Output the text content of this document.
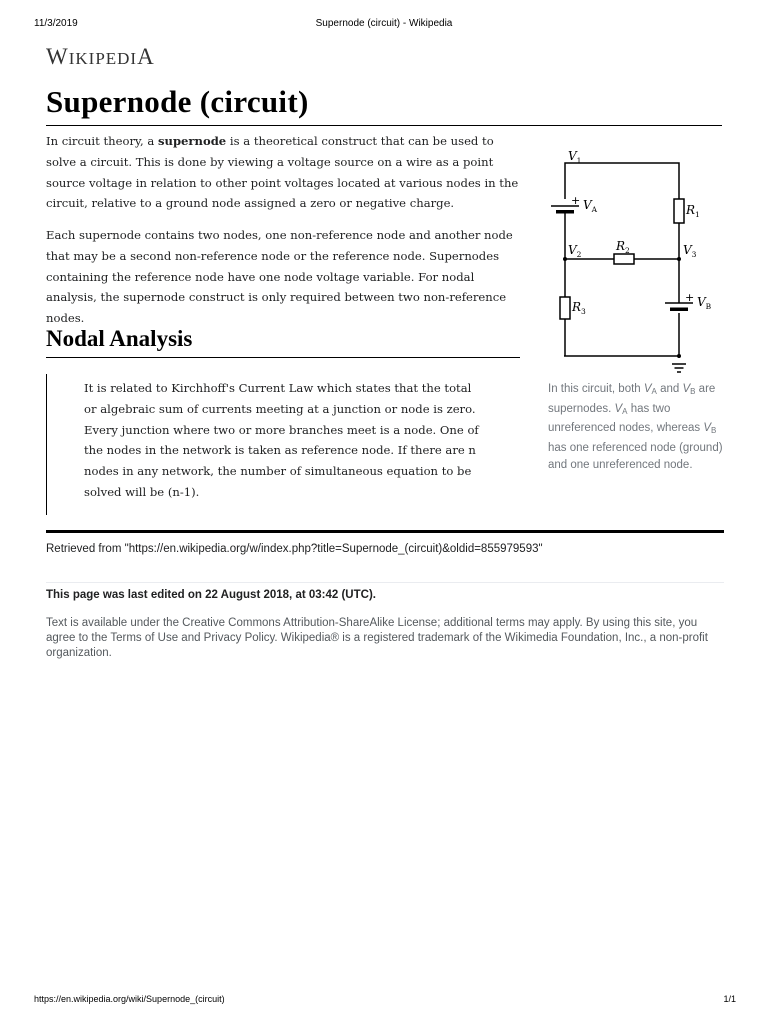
11/3/2019	Supernode (circuit) - Wikipedia
WIKIPEDIA
Supernode (circuit)

In circuit theory, a supernode is a theoretical construct that can be used to solve a circuit. This is done by viewing a voltage source on a wire as a point source voltage in relation to other point voltages located at various nodes in the circuit, relative to a ground node assigned a zero or negative charge.

Each supernode contains two nodes, one non-reference node and another node that may be a second non-reference node or the reference node. Supernodes containing the reference node have one node voltage variable. For nodal analysis, the supernode construct is only required between two non-reference nodes.

Nodal Analysis

It is related to Kirchhoff's Current Law which states that the total or algebraic sum of currents meeting at a junction or node is zero. Every junction where two or more branches meet is a node. One of the nodes in the network is taken as reference node. If there are n nodes in any network, the number of simultaneous equation to be solved will be (n-1).

$V_1$
$V_2$	$V_3$
$V_A$
$V_B$
$R_1$
$R_2$
$R_3$
+
+

In this circuit, both $V_A$ and $V_B$ are supernodes. $V_A$ has two unreferenced nodes, whereas $V_B$ has one referenced node (ground) and one unreferenced node.

Retrieved from "https://en.wikipedia.org/w/index.php?title=Supernode_(circuit)&oldid=855979593"
This page was last edited on 22 August 2018, at 03:42 (UTC).

Text is available under the Creative Commons Attribution-ShareAlike License; additional terms may apply. By using this site, you agree to the Terms of Use and Privacy Policy. Wikipedia® is a registered trademark of the Wikimedia Foundation, Inc., a non-profit organization.

https://en.wikipedia.org/wiki/Supernode_(circuit)	1/1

• • •

Exercise prompt: Each record above must be returned exactly as written, with its pictures omitted.

Written solution:
Output the text content of this document.
11/3/2019	Supernode (circuit) - Wikipedia
WIKIPEDIA
Supernode (circuit)

In circuit theory, a supernode is a theoretical construct that can be used to solve a circuit. This is done by viewing a voltage source on a wire as a point source voltage in relation to other point voltages located at various nodes in the circuit, relative to a ground node assigned a zero or negative charge.

Each supernode contains two nodes, one non-reference node and another node that may be a second non-reference node or the reference node. Supernodes containing the reference node have one node voltage variable. For nodal analysis, the supernode construct is only required between two non-reference nodes.

Nodal Analysis

It is related to Kirchhoff's Current Law which states that the total or algebraic sum of currents meeting at a junction or node is zero. Every junction where two or more branches meet is a node. One of the nodes in the network is taken as reference node. If there are n nodes in any network, the number of simultaneous equation to be solved will be (n-1).

$V_1$
$V_2$	$V_3$
$V_A$
$V_B$
$R_1$
$R_2$
$R_3$
+
+

In this circuit, both $V_A$ and $V_B$ are supernodes. $V_A$ has two unreferenced nodes, whereas $V_B$ has one referenced node (ground) and one unreferenced node.

Retrieved from "https://en.wikipedia.org/w/index.php?title=Supernode_(circuit)&oldid=855979593"
This page was last edited on 22 August 2018, at 03:42 (UTC).

Text is available under the Creative Commons Attribution-ShareAlike License; additional terms may apply. By using this site, you agree to the Terms of Use and Privacy Policy. Wikipedia® is a registered trademark of the Wikimedia Foundation, Inc., a non-profit organization.

https://en.wikipedia.org/wiki/Supernode_(circuit)	1/1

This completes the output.